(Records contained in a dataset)
%%

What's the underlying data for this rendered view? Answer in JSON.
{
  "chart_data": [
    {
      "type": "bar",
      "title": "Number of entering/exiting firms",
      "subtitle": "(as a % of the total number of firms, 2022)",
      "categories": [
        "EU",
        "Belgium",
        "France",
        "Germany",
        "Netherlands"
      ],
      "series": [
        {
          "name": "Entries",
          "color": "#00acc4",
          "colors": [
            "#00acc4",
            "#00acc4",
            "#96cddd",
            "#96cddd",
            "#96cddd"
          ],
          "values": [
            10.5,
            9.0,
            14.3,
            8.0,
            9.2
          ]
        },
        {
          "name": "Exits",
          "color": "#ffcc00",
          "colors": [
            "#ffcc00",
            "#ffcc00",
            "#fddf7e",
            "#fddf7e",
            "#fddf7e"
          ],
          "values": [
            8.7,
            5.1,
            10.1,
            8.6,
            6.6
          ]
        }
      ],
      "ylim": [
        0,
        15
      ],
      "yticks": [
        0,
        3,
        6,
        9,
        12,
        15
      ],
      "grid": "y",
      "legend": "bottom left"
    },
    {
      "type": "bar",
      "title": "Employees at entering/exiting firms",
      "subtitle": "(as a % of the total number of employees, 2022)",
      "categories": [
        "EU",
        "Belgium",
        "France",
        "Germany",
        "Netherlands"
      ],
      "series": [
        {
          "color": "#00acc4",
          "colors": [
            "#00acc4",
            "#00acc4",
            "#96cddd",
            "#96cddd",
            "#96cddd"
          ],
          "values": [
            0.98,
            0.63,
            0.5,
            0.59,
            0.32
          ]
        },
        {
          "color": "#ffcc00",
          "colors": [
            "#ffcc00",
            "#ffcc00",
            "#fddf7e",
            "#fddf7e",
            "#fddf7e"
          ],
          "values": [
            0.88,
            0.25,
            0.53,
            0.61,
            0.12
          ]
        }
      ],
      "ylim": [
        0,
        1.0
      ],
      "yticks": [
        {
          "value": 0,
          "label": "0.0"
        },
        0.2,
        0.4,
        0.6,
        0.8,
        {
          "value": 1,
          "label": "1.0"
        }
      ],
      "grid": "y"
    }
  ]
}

%%

# Problem details:
Please repeat the listing above in full and exactly.

# Output for this exercise:
What's the underlying data for this rendered view? Answer in JSON.
{
  "chart_data": [
    {
      "type": "bar",
      "title": "Number of entering/exiting firms",
      "subtitle": "(as a % of the total number of firms, 2022)",
      "categories": [
        "EU",
        "Belgium",
        "France",
        "Germany",
        "Netherlands"
      ],
      "series": [
        {
          "name": "Entries",
          "color": "#00acc4",
          "colors": [
            "#00acc4",
            "#00acc4",
            "#96cddd",
            "#96cddd",
            "#96cddd"
          ],
          "values": [
            10.5,
            9.0,
            14.3,
            8.0,
            9.2
          ]
        },
        {
          "name": "Exits",
          "color": "#ffcc00",
          "colors": [
            "#ffcc00",
            "#ffcc00",
            "#fddf7e",
            "#fddf7e",
            "#fddf7e"
          ],
          "values": [
            8.7,
            5.1,
            10.1,
            8.6,
            6.6
          ]
        }
      ],
      "ylim": [
        0,
        15
      ],
      "yticks": [
        0,
        3,
        6,
        9,
        12,
        15
      ],
      "grid": "y",
      "legend": "bottom left"
    },
    {
      "type": "bar",
      "title": "Employees at entering/exiting firms",
      "subtitle": "(as a % of the total number of employees, 2022)",
      "categories": [
        "EU",
        "Belgium",
        "France",
        "Germany",
        "Netherlands"
      ],
      "series": [
        {
          "color": "#00acc4",
          "colors": [
            "#00acc4",
            "#00acc4",
            "#96cddd",
            "#96cddd",
            "#96cddd"
          ],
          "values": [
            0.98,
            0.63,
            0.5,
            0.59,
            0.32
          ]
        },
        {
          "color": "#ffcc00",
          "colors": [
            "#ffcc00",
            "#ffcc00",
            "#fddf7e",
            "#fddf7e",
            "#fddf7e"
          ],
          "values": [
            0.88,
            0.25,
            0.53,
            0.61,
            0.12
          ]
        }
      ],
      "ylim": [
        0,
        1.0
      ],
      "yticks": [
        {
          "value": 0,
          "label": "0.0"
        },
        0.2,
        0.4,
        0.6,
        0.8,
        {
          "value": 1,
          "label": "1.0"
        }
      ],
      "grid": "y"
    }
  ]
}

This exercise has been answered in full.